Rows from a dataset:
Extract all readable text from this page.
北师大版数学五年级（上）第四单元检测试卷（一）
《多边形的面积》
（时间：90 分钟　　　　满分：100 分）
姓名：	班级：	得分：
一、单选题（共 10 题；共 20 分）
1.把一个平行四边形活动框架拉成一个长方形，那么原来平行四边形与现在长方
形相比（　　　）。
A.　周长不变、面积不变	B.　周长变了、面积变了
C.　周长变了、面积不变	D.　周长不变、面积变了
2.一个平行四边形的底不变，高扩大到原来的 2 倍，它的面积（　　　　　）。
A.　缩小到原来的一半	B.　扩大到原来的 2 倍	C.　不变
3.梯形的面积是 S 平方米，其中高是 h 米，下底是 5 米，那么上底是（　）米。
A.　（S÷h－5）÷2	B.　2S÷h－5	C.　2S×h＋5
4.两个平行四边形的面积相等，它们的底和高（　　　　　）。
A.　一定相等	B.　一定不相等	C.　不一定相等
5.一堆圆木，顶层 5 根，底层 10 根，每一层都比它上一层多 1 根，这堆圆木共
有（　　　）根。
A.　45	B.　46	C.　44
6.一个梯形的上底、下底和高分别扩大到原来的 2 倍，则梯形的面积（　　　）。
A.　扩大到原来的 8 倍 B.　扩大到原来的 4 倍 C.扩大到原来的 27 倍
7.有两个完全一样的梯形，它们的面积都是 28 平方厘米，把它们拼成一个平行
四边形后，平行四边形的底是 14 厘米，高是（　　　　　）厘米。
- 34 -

- [EXERCISE]
Each line above that holds the string "周长变了" should be copied and shown.

- [TASK ANSWER]
A.　周长不变、面积不变	B.　周长变了、面积变了
C.　周长变了、面积不变	D.　周长不变、面积变了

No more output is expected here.